_DIRECTIONS_
Search the data for the string "værdi" and extract every line where it appears.

▶

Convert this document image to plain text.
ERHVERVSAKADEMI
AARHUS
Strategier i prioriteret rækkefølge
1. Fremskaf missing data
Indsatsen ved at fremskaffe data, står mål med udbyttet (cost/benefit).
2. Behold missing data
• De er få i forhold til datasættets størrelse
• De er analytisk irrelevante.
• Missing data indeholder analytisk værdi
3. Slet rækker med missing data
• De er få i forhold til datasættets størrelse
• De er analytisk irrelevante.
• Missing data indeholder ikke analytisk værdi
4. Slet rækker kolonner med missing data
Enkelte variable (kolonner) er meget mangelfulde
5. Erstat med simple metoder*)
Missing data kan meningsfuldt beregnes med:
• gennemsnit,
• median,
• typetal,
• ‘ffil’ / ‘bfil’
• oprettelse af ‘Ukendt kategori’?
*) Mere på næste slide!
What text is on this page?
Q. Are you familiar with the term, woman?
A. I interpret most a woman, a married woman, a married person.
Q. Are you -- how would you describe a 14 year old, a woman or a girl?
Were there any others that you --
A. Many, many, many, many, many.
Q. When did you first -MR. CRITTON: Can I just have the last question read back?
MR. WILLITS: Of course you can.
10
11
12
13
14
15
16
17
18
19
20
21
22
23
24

◀

_RESULT FOR THIS EXERCISE_
• Missing data indeholder analytisk værdi
• Missing data indeholder ikke analytisk værdi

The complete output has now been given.